*** Task material ***

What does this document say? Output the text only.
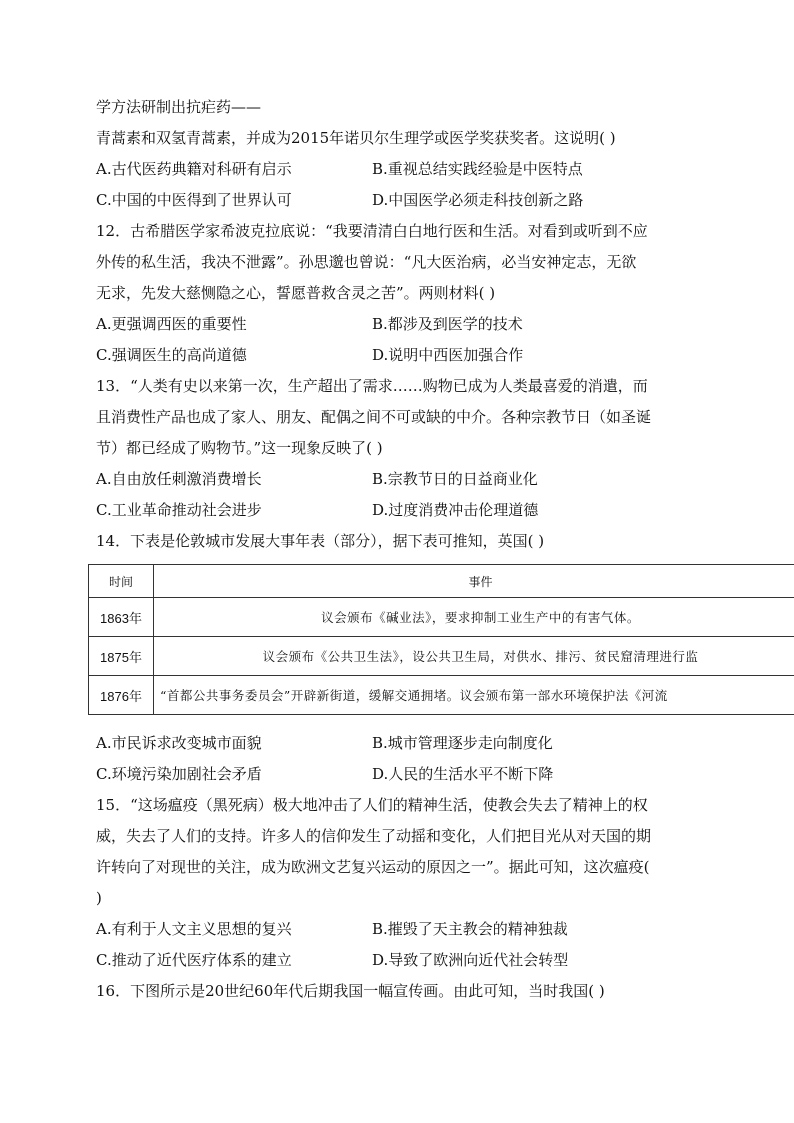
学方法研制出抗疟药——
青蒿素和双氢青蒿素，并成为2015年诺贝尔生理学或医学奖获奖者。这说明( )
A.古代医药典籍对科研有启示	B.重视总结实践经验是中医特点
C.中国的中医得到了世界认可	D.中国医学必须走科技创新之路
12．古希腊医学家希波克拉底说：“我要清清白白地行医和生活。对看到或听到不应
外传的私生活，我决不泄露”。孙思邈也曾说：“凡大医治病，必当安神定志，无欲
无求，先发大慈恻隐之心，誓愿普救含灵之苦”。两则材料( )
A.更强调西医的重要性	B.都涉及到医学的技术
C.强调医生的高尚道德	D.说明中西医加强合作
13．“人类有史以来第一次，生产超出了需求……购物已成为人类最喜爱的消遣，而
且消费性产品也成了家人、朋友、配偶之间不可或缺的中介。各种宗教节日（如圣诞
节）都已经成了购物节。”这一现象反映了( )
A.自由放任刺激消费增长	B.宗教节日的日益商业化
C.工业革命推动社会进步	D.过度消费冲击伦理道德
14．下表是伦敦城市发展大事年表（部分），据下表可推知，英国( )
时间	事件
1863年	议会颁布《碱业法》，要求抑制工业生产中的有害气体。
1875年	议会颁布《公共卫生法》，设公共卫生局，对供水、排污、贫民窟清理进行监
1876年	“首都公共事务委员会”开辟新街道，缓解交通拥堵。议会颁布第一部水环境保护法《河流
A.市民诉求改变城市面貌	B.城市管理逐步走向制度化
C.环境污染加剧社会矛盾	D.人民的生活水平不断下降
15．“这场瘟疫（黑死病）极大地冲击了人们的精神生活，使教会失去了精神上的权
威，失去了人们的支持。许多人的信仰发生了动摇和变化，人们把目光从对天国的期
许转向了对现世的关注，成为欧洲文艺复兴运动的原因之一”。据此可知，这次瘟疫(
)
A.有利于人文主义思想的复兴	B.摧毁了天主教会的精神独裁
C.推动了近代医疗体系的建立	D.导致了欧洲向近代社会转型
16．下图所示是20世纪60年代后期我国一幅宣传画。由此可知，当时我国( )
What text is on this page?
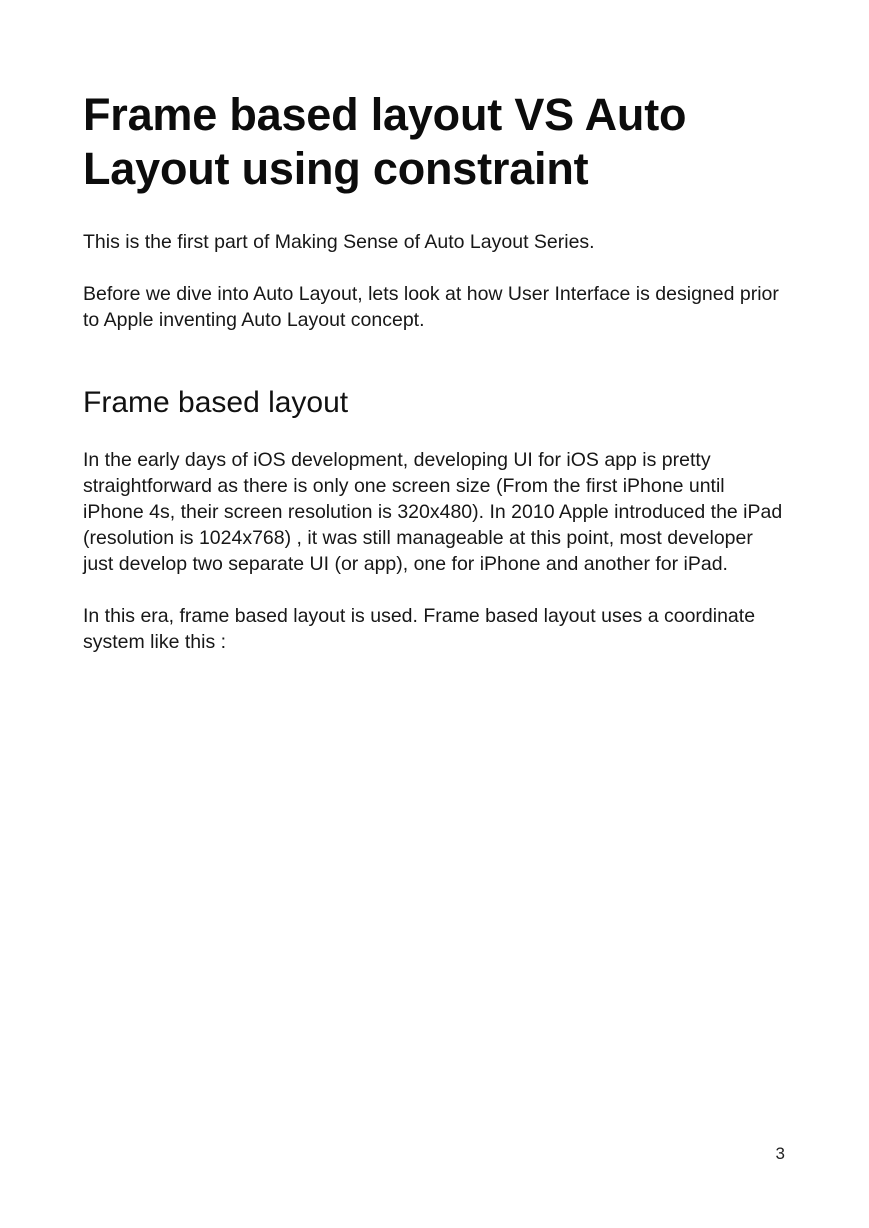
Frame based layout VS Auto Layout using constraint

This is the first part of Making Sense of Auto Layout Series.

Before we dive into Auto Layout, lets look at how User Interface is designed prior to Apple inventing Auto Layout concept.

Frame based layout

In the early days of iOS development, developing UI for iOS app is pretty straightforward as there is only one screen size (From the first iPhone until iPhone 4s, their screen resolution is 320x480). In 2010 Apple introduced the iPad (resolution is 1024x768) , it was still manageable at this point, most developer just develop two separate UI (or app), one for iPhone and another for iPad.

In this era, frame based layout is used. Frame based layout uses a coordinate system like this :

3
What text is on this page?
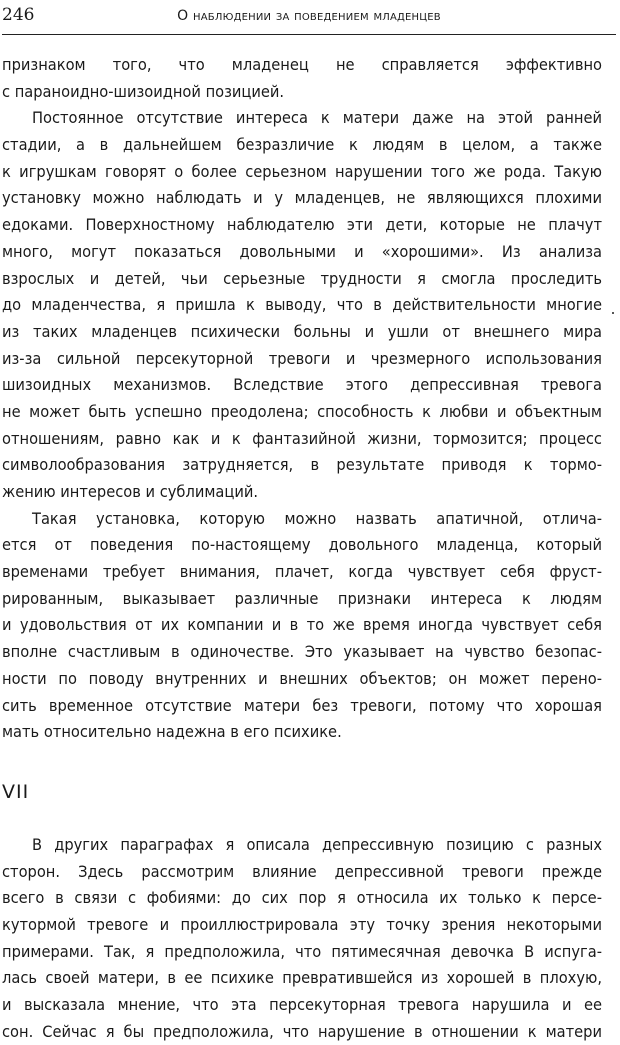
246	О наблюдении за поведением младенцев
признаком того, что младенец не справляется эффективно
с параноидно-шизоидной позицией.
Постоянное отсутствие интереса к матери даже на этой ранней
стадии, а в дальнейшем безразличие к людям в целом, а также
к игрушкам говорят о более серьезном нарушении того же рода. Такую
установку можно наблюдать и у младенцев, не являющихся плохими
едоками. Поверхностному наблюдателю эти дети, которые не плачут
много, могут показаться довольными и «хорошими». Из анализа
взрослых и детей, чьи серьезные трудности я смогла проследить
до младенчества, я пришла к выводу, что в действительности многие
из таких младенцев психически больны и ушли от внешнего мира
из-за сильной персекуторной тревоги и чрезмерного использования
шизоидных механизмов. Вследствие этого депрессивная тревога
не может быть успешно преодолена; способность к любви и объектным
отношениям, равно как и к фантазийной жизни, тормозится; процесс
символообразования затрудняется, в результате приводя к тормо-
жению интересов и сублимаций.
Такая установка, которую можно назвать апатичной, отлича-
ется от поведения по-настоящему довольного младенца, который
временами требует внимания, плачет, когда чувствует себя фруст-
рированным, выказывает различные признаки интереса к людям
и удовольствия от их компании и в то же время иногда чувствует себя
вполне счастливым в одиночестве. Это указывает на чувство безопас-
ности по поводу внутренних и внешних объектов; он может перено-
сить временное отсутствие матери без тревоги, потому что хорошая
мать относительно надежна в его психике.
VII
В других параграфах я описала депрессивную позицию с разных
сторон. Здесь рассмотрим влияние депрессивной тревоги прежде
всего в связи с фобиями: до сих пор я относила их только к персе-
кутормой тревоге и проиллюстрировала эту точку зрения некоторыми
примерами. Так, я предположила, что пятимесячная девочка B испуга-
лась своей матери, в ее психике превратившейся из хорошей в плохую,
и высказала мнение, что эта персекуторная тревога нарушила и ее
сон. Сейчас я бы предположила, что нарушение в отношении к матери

***

> [Exercise directions]:
Make an exact copy of the data above, pictures excluded.

> [Result]:
What does this document say? Output the text only.
学方法研制出抗疟药——
青蒿素和双氢青蒿素，并成为2015年诺贝尔生理学或医学奖获奖者。这说明( )
A.古代医药典籍对科研有启示	B.重视总结实践经验是中医特点
C.中国的中医得到了世界认可	D.中国医学必须走科技创新之路
12．古希腊医学家希波克拉底说：“我要清清白白地行医和生活。对看到或听到不应
外传的私生活，我决不泄露”。孙思邈也曾说：“凡大医治病，必当安神定志，无欲
无求，先发大慈恻隐之心，誓愿普救含灵之苦”。两则材料( )
A.更强调西医的重要性	B.都涉及到医学的技术
C.强调医生的高尚道德	D.说明中西医加强合作
13．“人类有史以来第一次，生产超出了需求……购物已成为人类最喜爱的消遣，而
且消费性产品也成了家人、朋友、配偶之间不可或缺的中介。各种宗教节日（如圣诞
节）都已经成了购物节。”这一现象反映了( )
A.自由放任刺激消费增长	B.宗教节日的日益商业化
C.工业革命推动社会进步	D.过度消费冲击伦理道德
14．下表是伦敦城市发展大事年表（部分），据下表可推知，英国( )
时间	事件
1863年	议会颁布《碱业法》，要求抑制工业生产中的有害气体。
1875年	议会颁布《公共卫生法》，设公共卫生局，对供水、排污、贫民窟清理进行监
1876年	“首都公共事务委员会”开辟新街道，缓解交通拥堵。议会颁布第一部水环境保护法《河流
A.市民诉求改变城市面貌	B.城市管理逐步走向制度化
C.环境污染加剧社会矛盾	D.人民的生活水平不断下降
15．“这场瘟疫（黑死病）极大地冲击了人们的精神生活，使教会失去了精神上的权
威，失去了人们的支持。许多人的信仰发生了动摇和变化，人们把目光从对天国的期
许转向了对现世的关注，成为欧洲文艺复兴运动的原因之一”。据此可知，这次瘟疫(
)
A.有利于人文主义思想的复兴	B.摧毁了天主教会的精神独裁
C.推动了近代医疗体系的建立	D.导致了欧洲向近代社会转型
16．下图所示是20世纪60年代后期我国一幅宣传画。由此可知，当时我国( )
What text is on this page?
Frame based layout VS Auto Layout using constraint

This is the first part of Making Sense of Auto Layout Series.

Before we dive into Auto Layout, lets look at how User Interface is designed prior to Apple inventing Auto Layout concept.

Frame based layout

In the early days of iOS development, developing UI for iOS app is pretty straightforward as there is only one screen size (From the first iPhone until iPhone 4s, their screen resolution is 320x480). In 2010 Apple introduced the iPad (resolution is 1024x768) , it was still manageable at this point, most developer just develop two separate UI (or app), one for iPhone and another for iPad.

In this era, frame based layout is used. Frame based layout uses a coordinate system like this :

3
What text is on this page?
246	О наблюдении за поведением младенцев
признаком того, что младенец не справляется эффективно
с параноидно-шизоидной позицией.
Постоянное отсутствие интереса к матери даже на этой ранней
стадии, а в дальнейшем безразличие к людям в целом, а также
к игрушкам говорят о более серьезном нарушении того же рода. Такую
установку можно наблюдать и у младенцев, не являющихся плохими
едоками. Поверхностному наблюдателю эти дети, которые не плачут
много, могут показаться довольными и «хорошими». Из анализа
взрослых и детей, чьи серьезные трудности я смогла проследить
до младенчества, я пришла к выводу, что в действительности многие
из таких младенцев психически больны и ушли от внешнего мира
из-за сильной персекуторной тревоги и чрезмерного использования
шизоидных механизмов. Вследствие этого депрессивная тревога
не может быть успешно преодолена; способность к любви и объектным
отношениям, равно как и к фантазийной жизни, тормозится; процесс
символообразования затрудняется, в результате приводя к тормо-
жению интересов и сублимаций.
Такая установка, которую можно назвать апатичной, отлича-
ется от поведения по-настоящему довольного младенца, который
временами требует внимания, плачет, когда чувствует себя фруст-
рированным, выказывает различные признаки интереса к людям
и удовольствия от их компании и в то же время иногда чувствует себя
вполне счастливым в одиночестве. Это указывает на чувство безопас-
ности по поводу внутренних и внешних объектов; он может перено-
сить временное отсутствие матери без тревоги, потому что хорошая
мать относительно надежна в его психике.
VII
В других параграфах я описала депрессивную позицию с разных
сторон. Здесь рассмотрим влияние депрессивной тревоги прежде
всего в связи с фобиями: до сих пор я относила их только к персе-
кутормой тревоге и проиллюстрировала эту точку зрения некоторыми
примерами. Так, я предположила, что пятимесячная девочка B испуга-
лась своей матери, в ее психике превратившейся из хорошей в плохую,
и высказала мнение, что эта персекуторная тревога нарушила и ее
сон. Сейчас я бы предположила, что нарушение в отношении к матери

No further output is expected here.